Given exercise: In the data below, find the line with "Output the text content of this document." and output it along with every later line, exactly, but not the pictures.

Information given:
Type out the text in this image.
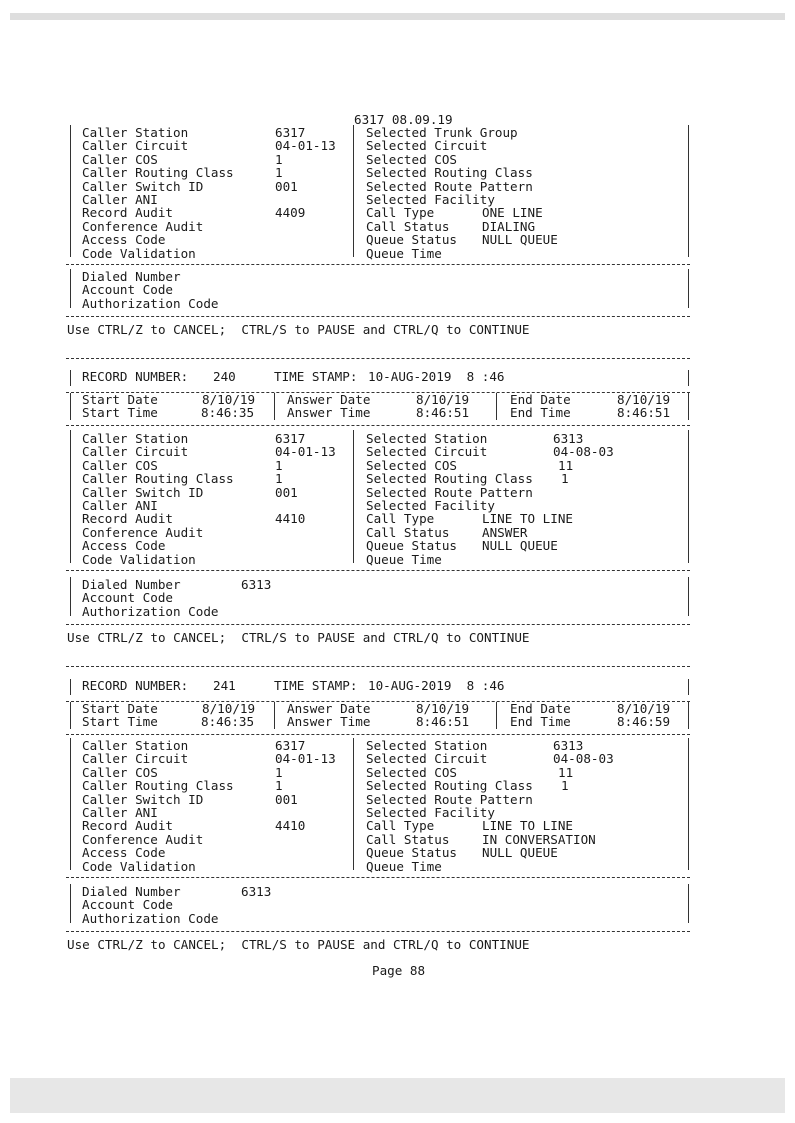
6317 08.09.19
Caller Station	6317	Selected Trunk Group
Caller Circuit	04-01-13 Selected Circuit
Caller COS	1	Selected COS
Caller Routing Class	1	Selected Routing Class
Caller Switch ID	001	Selected Route Pattern
Caller ANI	Selected Facility
Record Audit	4409	Call Type	ONE LINE
Conference Audit	Call Status	DIALING
Access Code	Queue Status NULL QUEUE
Code Validation	Queue Time
Dialed Number
Account Code
Authorization Code
Use CTRL/Z to CANCEL;  CTRL/S to PAUSE and CTRL/Q to CONTINUE
RECORD NUMBER: 240	TIME STAMP: 10-AUG-2019  8 :46
Start Date	8/10/19	Answer Date	8/10/19	End Date	8/10/19
Start Time	8:46:35	Answer Time	8:46:51	End Time	8:46:51
Caller Station	6317	Selected Station	6313
Caller Circuit	04-01-13 Selected Circuit	04-08-03
Caller COS	1	Selected COS	11
Caller Routing Class	1	Selected Routing Class 1
Caller Switch ID	001	Selected Route Pattern
Caller ANI	Selected Facility
Record Audit	4410	Call Type	LINE TO LINE
Conference Audit	Call Status	ANSWER
Access Code	Queue Status NULL QUEUE
Code Validation	Queue Time
Dialed Number	6313
Account Code
Authorization Code
Use CTRL/Z to CANCEL;  CTRL/S to PAUSE and CTRL/Q to CONTINUE
RECORD NUMBER: 241	TIME STAMP: 10-AUG-2019  8 :46
Start Date	8/10/19	Answer Date	8/10/19	End Date	8/10/19
Start Time	8:46:35	Answer Time	8:46:51	End Time	8:46:59
Caller Station	6317	Selected Station	6313
Caller Circuit	04-01-13 Selected Circuit	04-08-03
Caller COS	1	Selected COS	11
Caller Routing Class	1	Selected Routing Class 1
Caller Switch ID	001	Selected Route Pattern
Caller ANI	Selected Facility
Record Audit	4410	Call Type	LINE TO LINE
Conference Audit	Call Status	IN CONVERSATION
Access Code	Queue Status NULL QUEUE
Code Validation	Queue Time
Dialed Number	6313
Account Code
Authorization Code
Use CTRL/Z to CANCEL;  CTRL/S to PAUSE and CTRL/Q to CONTINUE
Page 88
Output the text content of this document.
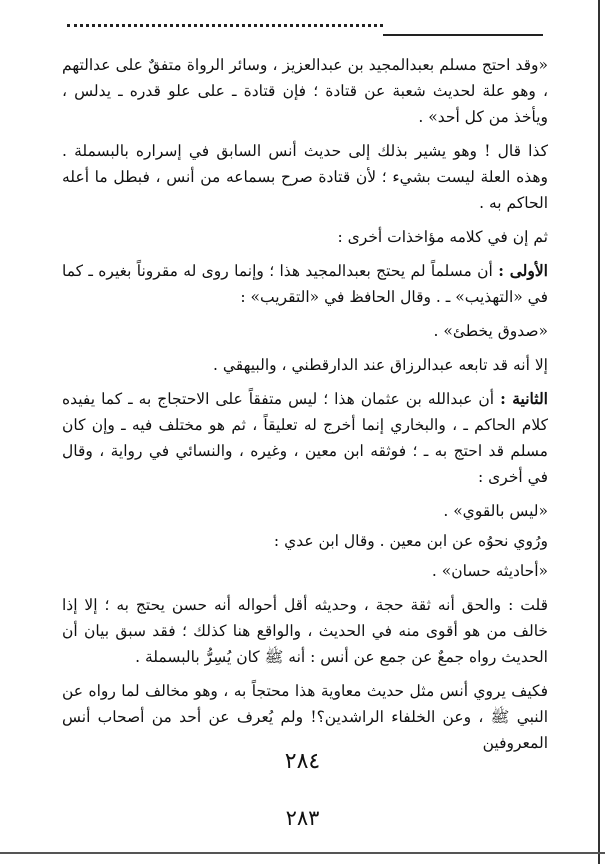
«وقد احتج مسلم بعبدالمجيد بن عبدالعزيز ، وسائر الرواة متفقٌ على عدالتهم ، وهو علة لحديث شعبة عن قتادة ؛ فإن قتادة ـ على علو قدره ـ يدلس ، ويأخذ من كل أحد» .

كذا قال ! وهو يشير بذلك إلى حديث أنس السابق في إسراره بالبسملة . وهذه العلة ليست بشيء ؛ لأن قتادة صرح بسماعه من أنس ، فبطل ما أعله الحاكم به .

ثم إن في كلامه مؤاخذات أخرى :

الأولى : أن مسلماً لم يحتج بعبدالمجيد هذا ؛ وإنما روى له مقروناً بغيره ـ كما في «التهذيب» ـ . وقال الحافظ في «التقريب» :

«صدوق يخطئ» .

إلا أنه قد تابعه عبدالرزاق عند الدارقطني ، والبيهقي .

الثانية : أن عبدالله بن عثمان هذا ؛ ليس متفقاً على الاحتجاج به ـ كما يفيده كلام الحاكم ـ ، والبخاري إنما أخرج له تعليقاً ، ثم هو مختلف فيه ـ وإن كان مسلم قد احتج به ـ ؛ فوثقه ابن معين ، وغيره ، والنسائي في رواية ، وقال في أخرى :

«ليس بالقوي» .

ورُوي نحوُه عن ابن معين . وقال ابن عدي :

«أحاديثه حسان» .

قلت : والحق أنه ثقة حجة ، وحديثه أقل أحواله أنه حسن يحتج به ؛ إلا إذا خالف من هو أقوى منه في الحديث ، والواقع هنا كذلك ؛ فقد سبق بيان أن الحديث رواه جمعٌ عن جمع عن أنس : أنه ﷺ كان يُسِرُّ بالبسملة .

فكيف يروي أنس مثل حديث معاوية هذا محتجاً به ، وهو مخالف لما رواه عن النبي ﷺ ، وعن الخلفاء الراشدين؟! ولم يُعرف عن أحد من أصحاب أنس المعروفين

٢٨٤
٢٨٣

Solution to this problem:
Output the text content of this document.
«وقد احتج مسلم بعبدالمجيد بن عبدالعزيز ، وسائر الرواة متفقٌ على عدالتهم ، وهو علة لحديث شعبة عن قتادة ؛ فإن قتادة ـ على علو قدره ـ يدلس ، ويأخذ من كل أحد» .

كذا قال ! وهو يشير بذلك إلى حديث أنس السابق في إسراره بالبسملة . وهذه العلة ليست بشيء ؛ لأن قتادة صرح بسماعه من أنس ، فبطل ما أعله الحاكم به .

ثم إن في كلامه مؤاخذات أخرى :

الأولى : أن مسلماً لم يحتج بعبدالمجيد هذا ؛ وإنما روى له مقروناً بغيره ـ كما في «التهذيب» ـ . وقال الحافظ في «التقريب» :

«صدوق يخطئ» .

إلا أنه قد تابعه عبدالرزاق عند الدارقطني ، والبيهقي .

الثانية : أن عبدالله بن عثمان هذا ؛ ليس متفقاً على الاحتجاج به ـ كما يفيده كلام الحاكم ـ ، والبخاري إنما أخرج له تعليقاً ، ثم هو مختلف فيه ـ وإن كان مسلم قد احتج به ـ ؛ فوثقه ابن معين ، وغيره ، والنسائي في رواية ، وقال في أخرى :

«ليس بالقوي» .

ورُوي نحوُه عن ابن معين . وقال ابن عدي :

«أحاديثه حسان» .

قلت : والحق أنه ثقة حجة ، وحديثه أقل أحواله أنه حسن يحتج به ؛ إلا إذا خالف من هو أقوى منه في الحديث ، والواقع هنا كذلك ؛ فقد سبق بيان أن الحديث رواه جمعٌ عن جمع عن أنس : أنه ﷺ كان يُسِرُّ بالبسملة .

فكيف يروي أنس مثل حديث معاوية هذا محتجاً به ، وهو مخالف لما رواه عن النبي ﷺ ، وعن الخلفاء الراشدين؟! ولم يُعرف عن أحد من أصحاب أنس المعروفين

٢٨٤
٢٨٣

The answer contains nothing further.